## The problem
Each record that follows should be repeated exactly, minus any images.

[Data extracted from a collection]

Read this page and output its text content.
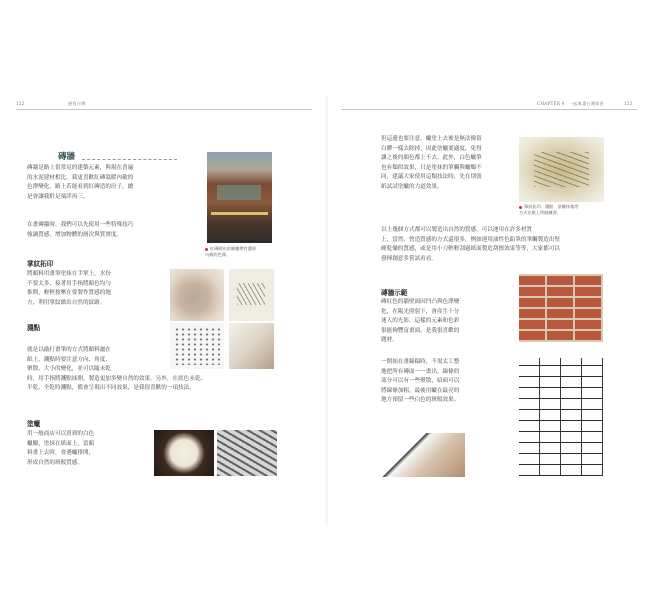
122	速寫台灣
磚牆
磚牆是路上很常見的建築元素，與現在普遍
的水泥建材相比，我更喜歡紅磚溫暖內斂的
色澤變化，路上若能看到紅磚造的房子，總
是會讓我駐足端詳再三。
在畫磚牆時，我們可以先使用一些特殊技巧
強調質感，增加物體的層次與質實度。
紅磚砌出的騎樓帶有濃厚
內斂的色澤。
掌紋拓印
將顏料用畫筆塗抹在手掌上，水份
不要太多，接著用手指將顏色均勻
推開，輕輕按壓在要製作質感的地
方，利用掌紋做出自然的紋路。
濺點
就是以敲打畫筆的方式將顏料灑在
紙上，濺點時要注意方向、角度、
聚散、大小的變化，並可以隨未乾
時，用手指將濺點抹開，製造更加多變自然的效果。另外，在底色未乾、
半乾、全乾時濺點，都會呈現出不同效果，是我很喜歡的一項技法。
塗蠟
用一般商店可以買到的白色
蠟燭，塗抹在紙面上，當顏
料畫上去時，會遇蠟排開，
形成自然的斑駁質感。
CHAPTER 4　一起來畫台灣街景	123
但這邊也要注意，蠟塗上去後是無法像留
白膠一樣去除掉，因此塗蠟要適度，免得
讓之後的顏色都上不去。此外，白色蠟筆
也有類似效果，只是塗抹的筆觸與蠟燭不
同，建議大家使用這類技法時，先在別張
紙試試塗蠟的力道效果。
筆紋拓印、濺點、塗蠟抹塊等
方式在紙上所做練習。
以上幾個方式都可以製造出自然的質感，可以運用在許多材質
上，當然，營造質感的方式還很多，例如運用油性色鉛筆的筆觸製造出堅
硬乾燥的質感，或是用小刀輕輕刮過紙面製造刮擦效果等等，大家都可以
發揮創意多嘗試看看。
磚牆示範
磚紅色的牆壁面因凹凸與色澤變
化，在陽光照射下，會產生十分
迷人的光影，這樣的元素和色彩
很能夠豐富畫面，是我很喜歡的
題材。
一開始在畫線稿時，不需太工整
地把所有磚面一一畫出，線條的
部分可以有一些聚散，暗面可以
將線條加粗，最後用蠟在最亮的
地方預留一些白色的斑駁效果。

## Answer below
Read this page and output its text content.
122	速寫台灣
磚牆
磚牆是路上很常見的建築元素，與現在普遍
的水泥建材相比，我更喜歡紅磚溫暖內斂的
色澤變化，路上若能看到紅磚造的房子，總
是會讓我駐足端詳再三。
在畫磚牆時，我們可以先使用一些特殊技巧
強調質感，增加物體的層次與質實度。
紅磚砌出的騎樓帶有濃厚
內斂的色澤。
掌紋拓印
將顏料用畫筆塗抹在手掌上，水份
不要太多，接著用手指將顏色均勻
推開，輕輕按壓在要製作質感的地
方，利用掌紋做出自然的紋路。
濺點
就是以敲打畫筆的方式將顏料灑在
紙上，濺點時要注意方向、角度、
聚散、大小的變化，並可以隨未乾
時，用手指將濺點抹開，製造更加多變自然的效果。另外，在底色未乾、
半乾、全乾時濺點，都會呈現出不同效果，是我很喜歡的一項技法。
塗蠟
用一般商店可以買到的白色
蠟燭，塗抹在紙面上，當顏
料畫上去時，會遇蠟排開，
形成自然的斑駁質感。
CHAPTER 4　一起來畫台灣街景	123
但這邊也要注意，蠟塗上去後是無法像留
白膠一樣去除掉，因此塗蠟要適度，免得
讓之後的顏色都上不去。此外，白色蠟筆
也有類似效果，只是塗抹的筆觸與蠟燭不
同，建議大家使用這類技法時，先在別張
紙試試塗蠟的力道效果。
筆紋拓印、濺點、塗蠟抹塊等
方式在紙上所做練習。
以上幾個方式都可以製造出自然的質感，可以運用在許多材質
上，當然，營造質感的方式還很多，例如運用油性色鉛筆的筆觸製造出堅
硬乾燥的質感，或是用小刀輕輕刮過紙面製造刮擦效果等等，大家都可以
發揮創意多嘗試看看。
磚牆示範
磚紅色的牆壁面因凹凸與色澤變
化，在陽光照射下，會產生十分
迷人的光影，這樣的元素和色彩
很能夠豐富畫面，是我很喜歡的
題材。
一開始在畫線稿時，不需太工整
地把所有磚面一一畫出，線條的
部分可以有一些聚散，暗面可以
將線條加粗，最後用蠟在最亮的
地方預留一些白色的斑駁效果。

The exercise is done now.